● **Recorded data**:
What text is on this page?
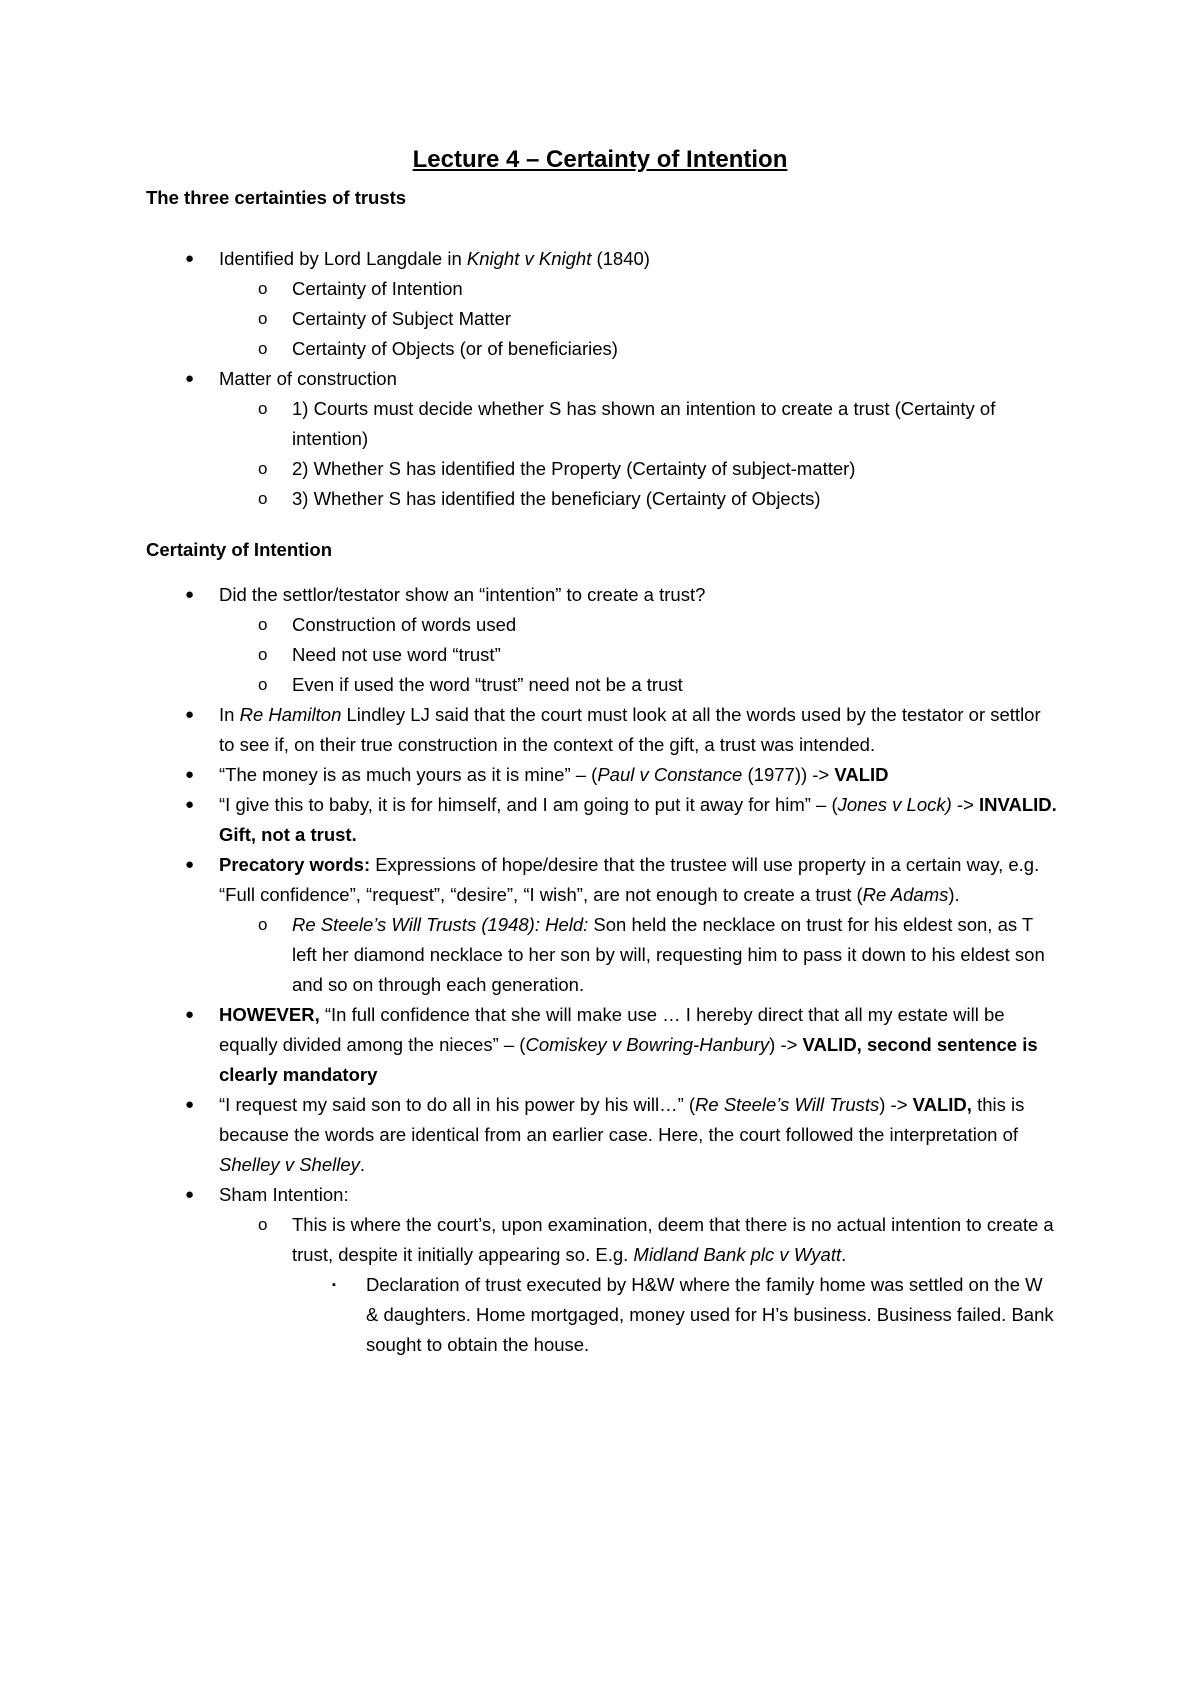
Lecture 4 – Certainty of Intention
The three certainties of trusts
● Identified by Lord Langdale in Knight v Knight (1840)
o Certainty of Intention
o Certainty of Subject Matter
o Certainty of Objects (or of beneficiaries)
● Matter of construction
o 1) Courts must decide whether S has shown an intention to create a trust (Certainty of intention)
o 2) Whether S has identified the Property (Certainty of subject-matter)
o 3) Whether S has identified the beneficiary (Certainty of Objects)
Certainty of Intention
● Did the settlor/testator show an “intention” to create a trust?
o Construction of words used
o Need not use word “trust”
o Even if used the word “trust” need not be a trust
● In Re Hamilton Lindley LJ said that the court must look at all the words used by the testator or settlor to see if, on their true construction in the context of the gift, a trust was intended.
● “The money is as much yours as it is mine” – (Paul v Constance (1977)) -> VALID
● “I give this to baby, it is for himself, and I am going to put it away for him” – (Jones v Lock) -> INVALID. Gift, not a trust.
● Precatory words: Expressions of hope/desire that the trustee will use property in a certain way, e.g. “Full confidence”, “request”, “desire”, “I wish”, are not enough to create a trust (Re Adams).
o Re Steele’s Will Trusts (1948): Held: Son held the necklace on trust for his eldest son, as T left her diamond necklace to her son by will, requesting him to pass it down to his eldest son and so on through each generation.
● HOWEVER, “In full confidence that she will make use … I hereby direct that all my estate will be equally divided among the nieces” – (Comiskey v Bowring-Hanbury) -> VALID, second sentence is clearly mandatory
● “I request my said son to do all in his power by his will…” (Re Steele’s Will Trusts) -> VALID, this is because the words are identical from an earlier case. Here, the court followed the interpretation of Shelley v Shelley.
● Sham Intention:
o This is where the court’s, upon examination, deem that there is no actual intention to create a trust, despite it initially appearing so. E.g. Midland Bank plc v Wyatt.
▪ Declaration of trust executed by H&W where the family home was settled on the W & daughters. Home mortgaged, money used for H’s business. Business failed. Bank sought to obtain the house.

● **GIVEN EXERCISE**: In the records above, find each line with the word "Certainty" and copy it.

● **PROBLEM SOLUTION**:
Lecture 4 – Certainty of Intention
o Certainty of Intention
o Certainty of Subject Matter
o Certainty of Objects (or of beneficiaries)
o 1) Courts must decide whether S has shown an intention to create a trust (Certainty of intention)
o 2) Whether S has identified the Property (Certainty of subject-matter)
o 3) Whether S has identified the beneficiary (Certainty of Objects)
Certainty of Intention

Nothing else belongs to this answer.